SHORT EXERCISE:
Reproduce the listing exactly, with no pictures in your copy.

RECORD LIST:
↓

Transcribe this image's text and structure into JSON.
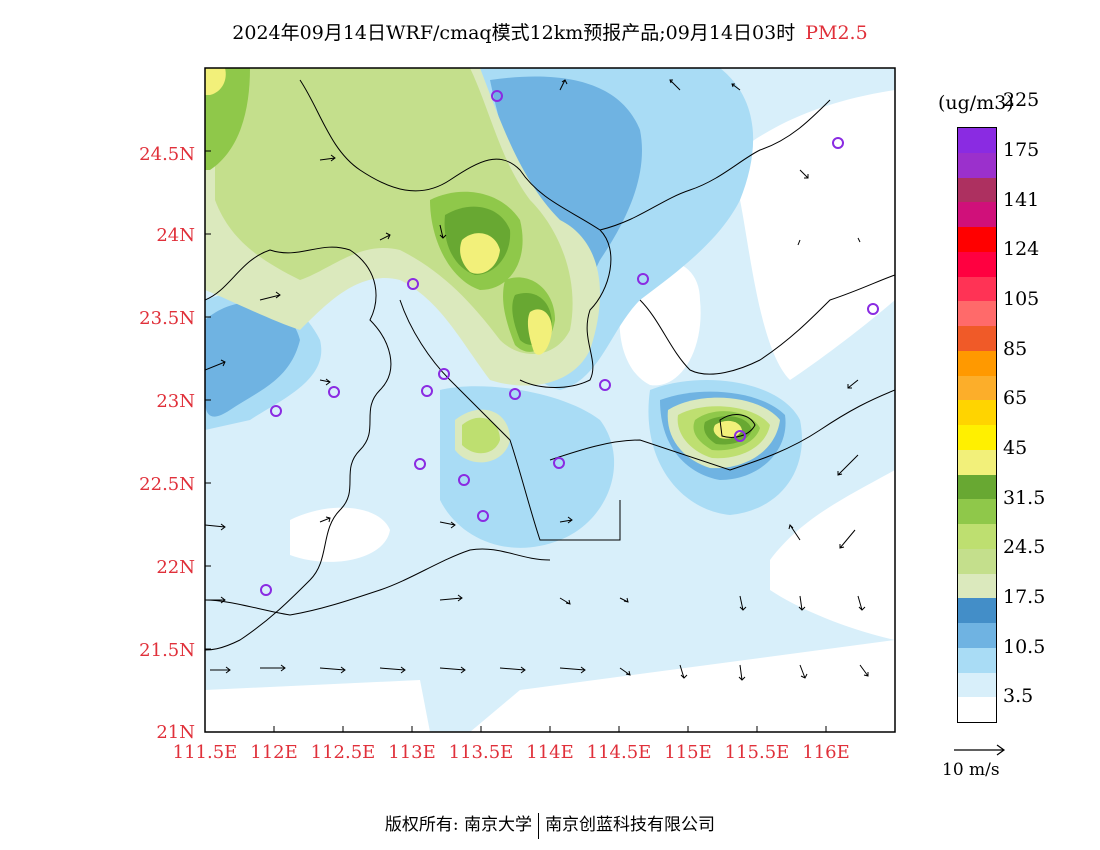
{
  "header": {
    "title": "2024年09月14日WRF/cmaq模式12km预报产品;09月14日03时",
    "product": "PM2.5"
  },
  "legend": {
    "unit": "(ug/m3)",
    "colors": [
      "#ffffff",
      "#d8effa",
      "#a9dcf5",
      "#6fb3e2",
      "#438ec8",
      "#dbe9bd",
      "#c4df8c",
      "#bedf70",
      "#8fc84a",
      "#68a832",
      "#f2f07a",
      "#fff000",
      "#ffd400",
      "#fcae2a",
      "#ff9900",
      "#f05a28",
      "#ff6a6a",
      "#ff3355",
      "#ff0040",
      "#ff0000",
      "#d0107a",
      "#ad3060",
      "#9b30cc",
      "#8a2be2"
    ],
    "labels": [
      "3.5",
      "10.5",
      "17.5",
      "24.5",
      "31.5",
      "45",
      "65",
      "85",
      "105",
      "124",
      "141",
      "175",
      "225"
    ]
  },
  "axes": {
    "x_ticks": [
      "111.5E",
      "112E",
      "112.5E",
      "113E",
      "113.5E",
      "114E",
      "114.5E",
      "115E",
      "115.5E",
      "116E"
    ],
    "y_ticks": [
      "21N",
      "21.5N",
      "22N",
      "22.5N",
      "23N",
      "23.5N",
      "24N",
      "24.5N"
    ]
  },
  "wind_reference": {
    "label": "10 m/s"
  },
  "footer": {
    "copyright_left": "版权所有: 南京大学",
    "copyright_right": "南京创蓝科技有限公司"
  }
}
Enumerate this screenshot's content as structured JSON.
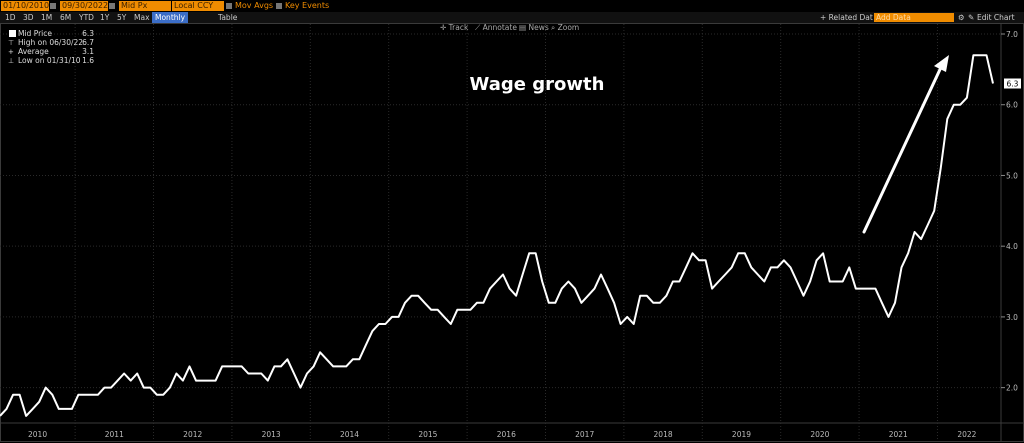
{
  "toolbar": {
    "start_date": "01/10/2010",
    "end_date": "09/30/2022",
    "field": "Mid Px",
    "currency": "Local CCY",
    "mov_avgs": "Mov Avgs",
    "key_events": "Key Events"
  },
  "timeframes": [
    "1D",
    "3D",
    "1M",
    "6M",
    "YTD",
    "1Y",
    "5Y",
    "Max"
  ],
  "period": "Monthly",
  "table_label": "Table",
  "right_tools": {
    "related": "+ Related Dat",
    "add_data_placeholder": "Add Data",
    "edit_chart": "Edit Chart"
  },
  "subtools": [
    "Track",
    "Annotate",
    "News",
    "Zoom"
  ],
  "legend": {
    "mid_price": {
      "label": "Mid Price",
      "value": "6.3"
    },
    "high": {
      "label": "High on 06/30/22",
      "value": "6.7"
    },
    "average": {
      "label": "Average",
      "value": "3.1"
    },
    "low": {
      "label": "Low on 01/31/10",
      "value": "1.6"
    }
  },
  "colors": {
    "background": "#000000",
    "line": "#ffffff",
    "accent": "#f08c00",
    "grid": "#2a2a2a"
  },
  "chart_data": {
    "type": "line",
    "annotation": "Wage growth",
    "last_value_label": "6.3",
    "ylim": [
      1.5,
      7.0
    ],
    "yticks": [
      "2.0",
      "3.0",
      "4.0",
      "5.0",
      "6.0",
      "7.0"
    ],
    "ytick_values": [
      2.0,
      3.0,
      4.0,
      5.0,
      6.0,
      7.0
    ],
    "xtick_labels": [
      "2010",
      "2011",
      "2012",
      "2013",
      "2014",
      "2015",
      "2016",
      "2017",
      "2018",
      "2019",
      "2020",
      "2021",
      "2022"
    ],
    "x_start": "2010-01",
    "x_end": "2022-09",
    "series": [
      {
        "values": [
          1.6,
          1.7,
          1.9,
          1.9,
          1.6,
          1.7,
          1.8,
          2.0,
          1.9,
          1.7,
          1.7,
          1.7,
          1.9,
          1.9,
          1.9,
          1.9,
          2.0,
          2.0,
          2.1,
          2.2,
          2.1,
          2.2,
          2.0,
          2.0,
          1.9,
          1.9,
          2.0,
          2.2,
          2.1,
          2.3,
          2.1,
          2.1,
          2.1,
          2.1,
          2.3,
          2.3,
          2.3,
          2.3,
          2.2,
          2.2,
          2.2,
          2.1,
          2.3,
          2.3,
          2.4,
          2.2,
          2.0,
          2.2,
          2.3,
          2.5,
          2.4,
          2.3,
          2.3,
          2.3,
          2.4,
          2.4,
          2.6,
          2.8,
          2.9,
          2.9,
          3.0,
          3.0,
          3.2,
          3.3,
          3.3,
          3.2,
          3.1,
          3.1,
          3.0,
          2.9,
          3.1,
          3.1,
          3.1,
          3.2,
          3.2,
          3.4,
          3.5,
          3.6,
          3.4,
          3.3,
          3.6,
          3.9,
          3.9,
          3.5,
          3.2,
          3.2,
          3.4,
          3.5,
          3.4,
          3.2,
          3.3,
          3.4,
          3.6,
          3.4,
          3.2,
          2.9,
          3.0,
          2.9,
          3.3,
          3.3,
          3.2,
          3.2,
          3.3,
          3.5,
          3.5,
          3.7,
          3.9,
          3.8,
          3.8,
          3.4,
          3.5,
          3.6,
          3.7,
          3.9,
          3.9,
          3.7,
          3.6,
          3.5,
          3.7,
          3.7,
          3.8,
          3.7,
          3.5,
          3.3,
          3.5,
          3.8,
          3.9,
          3.5,
          3.5,
          3.5,
          3.7,
          3.4,
          3.4,
          3.4,
          3.4,
          3.2,
          3.0,
          3.2,
          3.7,
          3.9,
          4.2,
          4.1,
          4.3,
          4.5,
          5.1,
          5.8,
          6.0,
          6.0,
          6.1,
          6.7,
          6.7,
          6.7,
          6.3
        ]
      }
    ]
  }
}
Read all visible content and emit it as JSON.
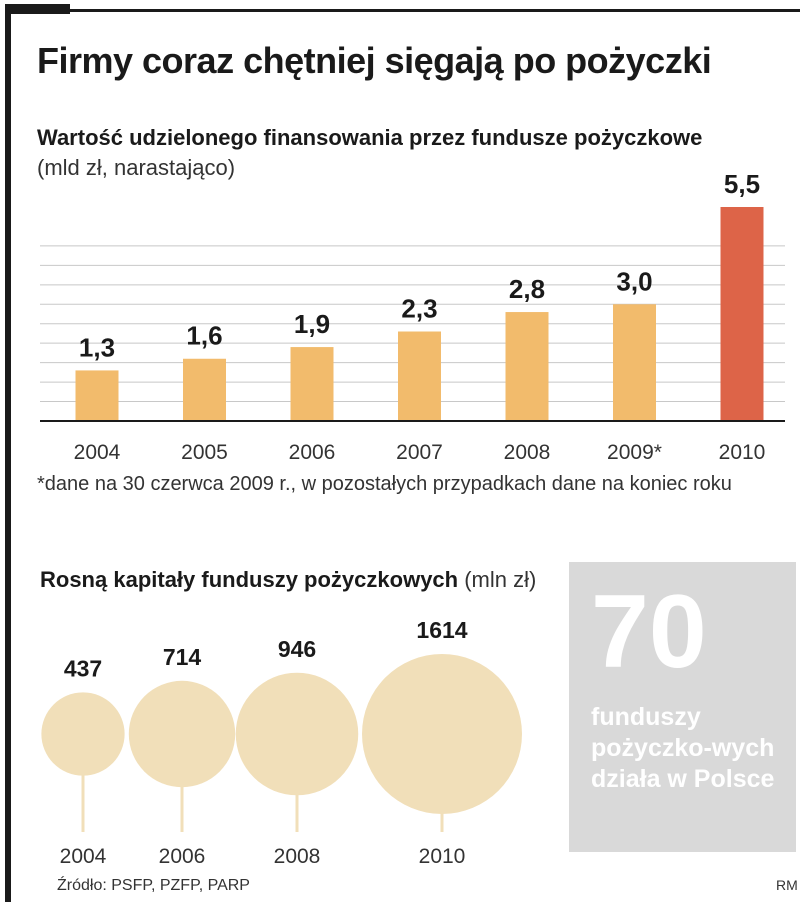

↑

OUTPUT:
Transcribe this image's text and structure into JSON.
{
  "header": {
    "title": "2024年09月14日WRF/cmaq模式12km预报产品;09月14日03时",
    "product": "PM2.5"
  },
  "legend": {
    "unit": "(ug/m3)",
    "colors": [
      "#ffffff",
      "#d8effa",
      "#a9dcf5",
      "#6fb3e2",
      "#438ec8",
      "#dbe9bd",
      "#c4df8c",
      "#bedf70",
      "#8fc84a",
      "#68a832",
      "#f2f07a",
      "#fff000",
      "#ffd400",
      "#fcae2a",
      "#ff9900",
      "#f05a28",
      "#ff6a6a",
      "#ff3355",
      "#ff0040",
      "#ff0000",
      "#d0107a",
      "#ad3060",
      "#9b30cc",
      "#8a2be2"
    ],
    "labels": [
      "3.5",
      "10.5",
      "17.5",
      "24.5",
      "31.5",
      "45",
      "65",
      "85",
      "105",
      "124",
      "141",
      "175",
      "225"
    ]
  },
  "axes": {
    "x_ticks": [
      "111.5E",
      "112E",
      "112.5E",
      "113E",
      "113.5E",
      "114E",
      "114.5E",
      "115E",
      "115.5E",
      "116E"
    ],
    "y_ticks": [
      "21N",
      "21.5N",
      "22N",
      "22.5N",
      "23N",
      "23.5N",
      "24N",
      "24.5N"
    ]
  },
  "wind_reference": {
    "label": "10 m/s"
  },
  "footer": {
    "copyright_left": "版权所有: 南京大学",
    "copyright_right": "南京创蓝科技有限公司"
  }
}
Enumerate this screenshot's content as structured JSON.
{
  "toolbar": {
    "start_date": "01/10/2010",
    "end_date": "09/30/2022",
    "field": "Mid Px",
    "currency": "Local CCY",
    "mov_avgs": "Mov Avgs",
    "key_events": "Key Events"
  },
  "timeframes": [
    "1D",
    "3D",
    "1M",
    "6M",
    "YTD",
    "1Y",
    "5Y",
    "Max"
  ],
  "period": "Monthly",
  "table_label": "Table",
  "right_tools": {
    "related": "+ Related Dat",
    "add_data_placeholder": "Add Data",
    "edit_chart": "Edit Chart"
  },
  "subtools": [
    "Track",
    "Annotate",
    "News",
    "Zoom"
  ],
  "legend": {
    "mid_price": {
      "label": "Mid Price",
      "value": "6.3"
    },
    "high": {
      "label": "High on 06/30/22",
      "value": "6.7"
    },
    "average": {
      "label": "Average",
      "value": "3.1"
    },
    "low": {
      "label": "Low on 01/31/10",
      "value": "1.6"
    }
  },
  "colors": {
    "background": "#000000",
    "line": "#ffffff",
    "accent": "#f08c00",
    "grid": "#2a2a2a"
  },
  "chart_data": {
    "type": "line",
    "annotation": "Wage growth",
    "last_value_label": "6.3",
    "ylim": [
      1.5,
      7.0
    ],
    "yticks": [
      "2.0",
      "3.0",
      "4.0",
      "5.0",
      "6.0",
      "7.0"
    ],
    "ytick_values": [
      2.0,
      3.0,
      4.0,
      5.0,
      6.0,
      7.0
    ],
    "xtick_labels": [
      "2010",
      "2011",
      "2012",
      "2013",
      "2014",
      "2015",
      "2016",
      "2017",
      "2018",
      "2019",
      "2020",
      "2021",
      "2022"
    ],
    "x_start": "2010-01",
    "x_end": "2022-09",
    "series": [
      {
        "values": [
          1.6,
          1.7,
          1.9,
          1.9,
          1.6,
          1.7,
          1.8,
          2.0,
          1.9,
          1.7,
          1.7,
          1.7,
          1.9,
          1.9,
          1.9,
          1.9,
          2.0,
          2.0,
          2.1,
          2.2,
          2.1,
          2.2,
          2.0,
          2.0,
          1.9,
          1.9,
          2.0,
          2.2,
          2.1,
          2.3,
          2.1,
          2.1,
          2.1,
          2.1,
          2.3,
          2.3,
          2.3,
          2.3,
          2.2,
          2.2,
          2.2,
          2.1,
          2.3,
          2.3,
          2.4,
          2.2,
          2.0,
          2.2,
          2.3,
          2.5,
          2.4,
          2.3,
          2.3,
          2.3,
          2.4,
          2.4,
          2.6,
          2.8,
          2.9,
          2.9,
          3.0,
          3.0,
          3.2,
          3.3,
          3.3,
          3.2,
          3.1,
          3.1,
          3.0,
          2.9,
          3.1,
          3.1,
          3.1,
          3.2,
          3.2,
          3.4,
          3.5,
          3.6,
          3.4,
          3.3,
          3.6,
          3.9,
          3.9,
          3.5,
          3.2,
          3.2,
          3.4,
          3.5,
          3.4,
          3.2,
          3.3,
          3.4,
          3.6,
          3.4,
          3.2,
          2.9,
          3.0,
          2.9,
          3.3,
          3.3,
          3.2,
          3.2,
          3.3,
          3.5,
          3.5,
          3.7,
          3.9,
          3.8,
          3.8,
          3.4,
          3.5,
          3.6,
          3.7,
          3.9,
          3.9,
          3.7,
          3.6,
          3.5,
          3.7,
          3.7,
          3.8,
          3.7,
          3.5,
          3.3,
          3.5,
          3.8,
          3.9,
          3.5,
          3.5,
          3.5,
          3.7,
          3.4,
          3.4,
          3.4,
          3.4,
          3.2,
          3.0,
          3.2,
          3.7,
          3.9,
          4.2,
          4.1,
          4.3,
          4.5,
          5.1,
          5.8,
          6.0,
          6.0,
          6.1,
          6.7,
          6.7,
          6.7,
          6.3
        ]
      }
    ]
  }
}
Read all visible content and emit it as JSON.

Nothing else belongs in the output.